Your objective -
Keep only the lines of the listing that include the word "contract", and copy them.

Records from a data source -
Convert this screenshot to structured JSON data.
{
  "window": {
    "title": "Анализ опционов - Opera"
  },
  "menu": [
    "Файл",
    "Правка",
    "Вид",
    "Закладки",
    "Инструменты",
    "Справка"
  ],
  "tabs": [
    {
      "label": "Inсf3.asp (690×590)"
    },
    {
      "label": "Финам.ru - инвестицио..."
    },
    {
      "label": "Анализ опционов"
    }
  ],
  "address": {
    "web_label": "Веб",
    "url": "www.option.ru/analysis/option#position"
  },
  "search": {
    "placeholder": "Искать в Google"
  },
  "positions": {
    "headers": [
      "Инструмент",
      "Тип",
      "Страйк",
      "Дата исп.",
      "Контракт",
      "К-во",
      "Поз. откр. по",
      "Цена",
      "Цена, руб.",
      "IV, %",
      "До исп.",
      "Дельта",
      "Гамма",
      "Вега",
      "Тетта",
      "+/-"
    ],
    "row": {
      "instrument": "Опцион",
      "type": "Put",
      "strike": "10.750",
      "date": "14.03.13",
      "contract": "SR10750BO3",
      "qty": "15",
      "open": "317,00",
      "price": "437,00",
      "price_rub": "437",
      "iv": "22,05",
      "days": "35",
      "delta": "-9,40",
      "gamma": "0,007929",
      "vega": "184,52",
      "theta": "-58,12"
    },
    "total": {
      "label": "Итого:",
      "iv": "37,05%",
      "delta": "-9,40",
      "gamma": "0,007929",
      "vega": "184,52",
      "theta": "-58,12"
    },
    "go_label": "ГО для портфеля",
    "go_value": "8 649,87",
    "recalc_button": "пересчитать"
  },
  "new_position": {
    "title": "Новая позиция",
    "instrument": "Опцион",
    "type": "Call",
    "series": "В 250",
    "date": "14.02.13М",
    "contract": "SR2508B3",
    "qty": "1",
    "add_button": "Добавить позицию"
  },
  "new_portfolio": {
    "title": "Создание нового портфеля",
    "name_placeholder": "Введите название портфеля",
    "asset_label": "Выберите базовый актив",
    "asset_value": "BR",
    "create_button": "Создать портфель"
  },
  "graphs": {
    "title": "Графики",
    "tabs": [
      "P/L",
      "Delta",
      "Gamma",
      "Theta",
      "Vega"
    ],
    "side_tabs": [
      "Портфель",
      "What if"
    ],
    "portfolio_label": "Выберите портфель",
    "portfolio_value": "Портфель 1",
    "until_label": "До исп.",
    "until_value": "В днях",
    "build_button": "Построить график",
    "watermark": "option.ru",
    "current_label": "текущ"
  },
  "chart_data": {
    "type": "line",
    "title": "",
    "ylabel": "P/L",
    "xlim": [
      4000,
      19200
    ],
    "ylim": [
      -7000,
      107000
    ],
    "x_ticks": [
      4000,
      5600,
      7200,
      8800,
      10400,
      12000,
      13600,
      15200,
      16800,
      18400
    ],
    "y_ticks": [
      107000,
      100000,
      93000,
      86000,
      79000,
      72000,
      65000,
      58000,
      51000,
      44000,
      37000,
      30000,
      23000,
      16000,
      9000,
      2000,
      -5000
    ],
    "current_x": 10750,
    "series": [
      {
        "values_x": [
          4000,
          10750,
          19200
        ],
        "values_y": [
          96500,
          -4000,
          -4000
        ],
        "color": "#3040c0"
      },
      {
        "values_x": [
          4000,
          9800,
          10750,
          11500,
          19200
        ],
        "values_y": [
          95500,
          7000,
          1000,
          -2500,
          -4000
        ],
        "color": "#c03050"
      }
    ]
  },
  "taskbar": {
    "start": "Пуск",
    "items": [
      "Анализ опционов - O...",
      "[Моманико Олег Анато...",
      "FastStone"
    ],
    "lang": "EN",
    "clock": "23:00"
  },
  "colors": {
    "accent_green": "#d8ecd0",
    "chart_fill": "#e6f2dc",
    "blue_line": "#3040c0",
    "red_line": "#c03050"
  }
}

Written answer -
      "contract": "SR10750BO3",
    "contract": "SR2508B3",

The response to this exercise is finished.